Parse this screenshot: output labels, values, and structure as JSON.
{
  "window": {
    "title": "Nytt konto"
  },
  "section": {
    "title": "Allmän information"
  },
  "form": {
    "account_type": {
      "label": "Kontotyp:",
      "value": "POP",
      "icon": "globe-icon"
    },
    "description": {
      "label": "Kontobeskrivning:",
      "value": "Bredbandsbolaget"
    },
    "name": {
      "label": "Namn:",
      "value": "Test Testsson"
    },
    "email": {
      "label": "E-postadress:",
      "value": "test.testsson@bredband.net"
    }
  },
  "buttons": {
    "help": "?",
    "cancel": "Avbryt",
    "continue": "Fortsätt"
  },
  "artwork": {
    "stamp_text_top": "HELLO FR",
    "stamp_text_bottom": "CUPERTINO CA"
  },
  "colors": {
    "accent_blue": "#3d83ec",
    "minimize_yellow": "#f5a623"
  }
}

==============================

- [EXERCISE] Output the records above in their entirety, exactly.

- [IN RESPONSE]
Parse this screenshot: output labels, values, and structure as JSON.
{
  "window": {
    "title": "Nytt konto"
  },
  "section": {
    "title": "Allmän information"
  },
  "form": {
    "account_type": {
      "label": "Kontotyp:",
      "value": "POP",
      "icon": "globe-icon"
    },
    "description": {
      "label": "Kontobeskrivning:",
      "value": "Bredbandsbolaget"
    },
    "name": {
      "label": "Namn:",
      "value": "Test Testsson"
    },
    "email": {
      "label": "E-postadress:",
      "value": "test.testsson@bredband.net"
    }
  },
  "buttons": {
    "help": "?",
    "cancel": "Avbryt",
    "continue": "Fortsätt"
  },
  "artwork": {
    "stamp_text_top": "HELLO FR",
    "stamp_text_bottom": "CUPERTINO CA"
  },
  "colors": {
    "accent_blue": "#3d83ec",
    "minimize_yellow": "#f5a623"
  }
}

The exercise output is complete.